EXERCISE DESCRIPTION
Each line from the one that contains "Transcribe this image's" to the end of the material must be quoted exactly; include both end lines and nothing else.

Start of RECORDS SHOWN

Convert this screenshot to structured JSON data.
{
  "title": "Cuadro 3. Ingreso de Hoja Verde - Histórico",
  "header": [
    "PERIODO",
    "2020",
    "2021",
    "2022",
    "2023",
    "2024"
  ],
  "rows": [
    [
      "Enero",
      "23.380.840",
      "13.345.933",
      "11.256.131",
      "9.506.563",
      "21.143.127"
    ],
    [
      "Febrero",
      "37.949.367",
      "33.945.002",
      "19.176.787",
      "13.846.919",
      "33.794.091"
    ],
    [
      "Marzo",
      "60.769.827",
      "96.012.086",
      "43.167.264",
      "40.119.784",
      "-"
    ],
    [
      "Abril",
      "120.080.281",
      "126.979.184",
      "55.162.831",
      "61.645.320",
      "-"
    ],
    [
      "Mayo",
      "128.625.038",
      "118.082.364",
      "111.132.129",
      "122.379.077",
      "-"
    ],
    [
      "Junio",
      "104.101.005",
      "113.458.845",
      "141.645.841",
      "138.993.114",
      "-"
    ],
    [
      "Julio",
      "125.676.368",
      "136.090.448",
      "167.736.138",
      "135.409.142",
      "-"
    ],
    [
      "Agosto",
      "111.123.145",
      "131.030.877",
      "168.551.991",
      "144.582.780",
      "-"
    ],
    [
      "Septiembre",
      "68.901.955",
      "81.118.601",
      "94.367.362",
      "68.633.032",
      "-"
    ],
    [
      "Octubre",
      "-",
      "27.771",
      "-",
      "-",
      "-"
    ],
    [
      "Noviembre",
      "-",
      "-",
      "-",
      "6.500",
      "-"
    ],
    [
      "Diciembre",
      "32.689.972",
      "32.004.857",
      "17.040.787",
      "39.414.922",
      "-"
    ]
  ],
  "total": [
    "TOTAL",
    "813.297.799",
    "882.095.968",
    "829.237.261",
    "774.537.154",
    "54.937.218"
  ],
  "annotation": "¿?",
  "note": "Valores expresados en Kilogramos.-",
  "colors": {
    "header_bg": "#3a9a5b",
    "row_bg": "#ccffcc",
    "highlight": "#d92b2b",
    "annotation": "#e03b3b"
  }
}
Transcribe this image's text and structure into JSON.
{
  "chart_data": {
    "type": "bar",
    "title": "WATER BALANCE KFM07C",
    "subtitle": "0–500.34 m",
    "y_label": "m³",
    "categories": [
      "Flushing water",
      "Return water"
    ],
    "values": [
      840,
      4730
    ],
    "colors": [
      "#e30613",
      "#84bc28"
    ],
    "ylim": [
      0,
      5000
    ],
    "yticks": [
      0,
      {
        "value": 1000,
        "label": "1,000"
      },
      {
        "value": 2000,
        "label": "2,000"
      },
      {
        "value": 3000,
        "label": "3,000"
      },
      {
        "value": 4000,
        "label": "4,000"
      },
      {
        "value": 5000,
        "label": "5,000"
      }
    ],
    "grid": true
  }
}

End of RECORDS SHOWN

SOLUTION
Transcribe this image's text and structure into JSON.
{
  "chart_data": {
    "type": "bar",
    "title": "WATER BALANCE KFM07C",
    "subtitle": "0–500.34 m",
    "y_label": "m³",
    "categories": [
      "Flushing water",
      "Return water"
    ],
    "values": [
      840,
      4730
    ],
    "colors": [
      "#e30613",
      "#84bc28"
    ],
    "ylim": [
      0,
      5000
    ],
    "yticks": [
      0,
      {
        "value": 1000,
        "label": "1,000"
      },
      {
        "value": 2000,
        "label": "2,000"
      },
      {
        "value": 3000,
        "label": "3,000"
      },
      {
        "value": 4000,
        "label": "4,000"
      },
      {
        "value": 5000,
        "label": "5,000"
      }
    ],
    "grid": true
  }
}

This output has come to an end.